Dataset records on visual material -
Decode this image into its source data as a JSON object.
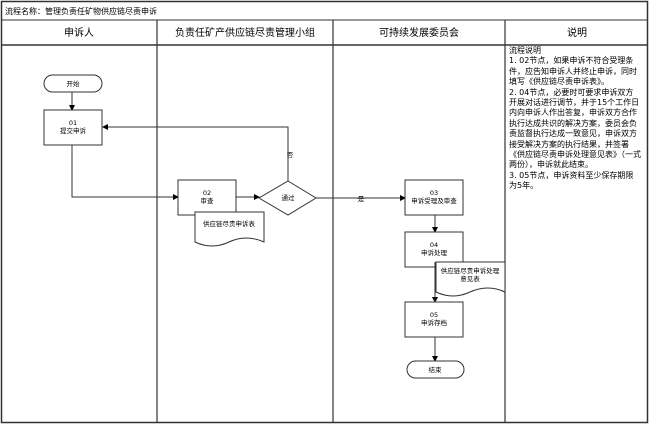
{
  "title": "流程名称：管理负责任矿物供应链尽责申诉",
  "lanes": [
    "申诉人",
    "负责任矿产供应链尽责管理小组",
    "可持续发展委员会",
    "说明"
  ],
  "nodes": {
    "start": "开始",
    "n01_id": "01",
    "n01_label": "提交申诉",
    "n02_id": "02",
    "n02_label": "审查",
    "decision": "通过",
    "no": "否",
    "yes": "是",
    "doc1": "供应链尽责申诉表",
    "n03_id": "03",
    "n03_label": "申诉受理及审查",
    "n04_id": "04",
    "n04_label": "申诉处理",
    "doc2_line1": "供应链尽责申诉处理",
    "doc2_line2": "意见表",
    "n05_id": "05",
    "n05_label": "申诉存档",
    "end": "结束"
  },
  "notes": "流程说明\n1. 02节点，如果申诉不符合受理条件，应告知申诉人并终止申诉，同时填写《供应链尽责申诉表》。\n2. 04节点，必要时可要求申诉双方开展对话进行调节，并于15个工作日内向申诉人作出答复，申诉双方合作执行达成共识的解决方案，委员会负责监督执行达成一致意见，申诉双方接受解决方案的执行结果，并签署《供应链尽责申诉处理意见表》（一式两份），申诉就此结束。\n3. 05节点，申诉资料至少保存期限为5年。"
}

TASK REQUIREMENTS - Copy every entry exactly as written. Pictures are excluded.

EXERCISE OUTPUT -
Decode this image into its source data as a JSON object.
{
  "title": "流程名称：管理负责任矿物供应链尽责申诉",
  "lanes": [
    "申诉人",
    "负责任矿产供应链尽责管理小组",
    "可持续发展委员会",
    "说明"
  ],
  "nodes": {
    "start": "开始",
    "n01_id": "01",
    "n01_label": "提交申诉",
    "n02_id": "02",
    "n02_label": "审查",
    "decision": "通过",
    "no": "否",
    "yes": "是",
    "doc1": "供应链尽责申诉表",
    "n03_id": "03",
    "n03_label": "申诉受理及审查",
    "n04_id": "04",
    "n04_label": "申诉处理",
    "doc2_line1": "供应链尽责申诉处理",
    "doc2_line2": "意见表",
    "n05_id": "05",
    "n05_label": "申诉存档",
    "end": "结束"
  },
  "notes": "流程说明\n1. 02节点，如果申诉不符合受理条件，应告知申诉人并终止申诉，同时填写《供应链尽责申诉表》。\n2. 04节点，必要时可要求申诉双方开展对话进行调节，并于15个工作日内向申诉人作出答复，申诉双方合作执行达成共识的解决方案，委员会负责监督执行达成一致意见，申诉双方接受解决方案的执行结果，并签署《供应链尽责申诉处理意见表》（一式两份），申诉就此结束。\n3. 05节点，申诉资料至少保存期限为5年。"
}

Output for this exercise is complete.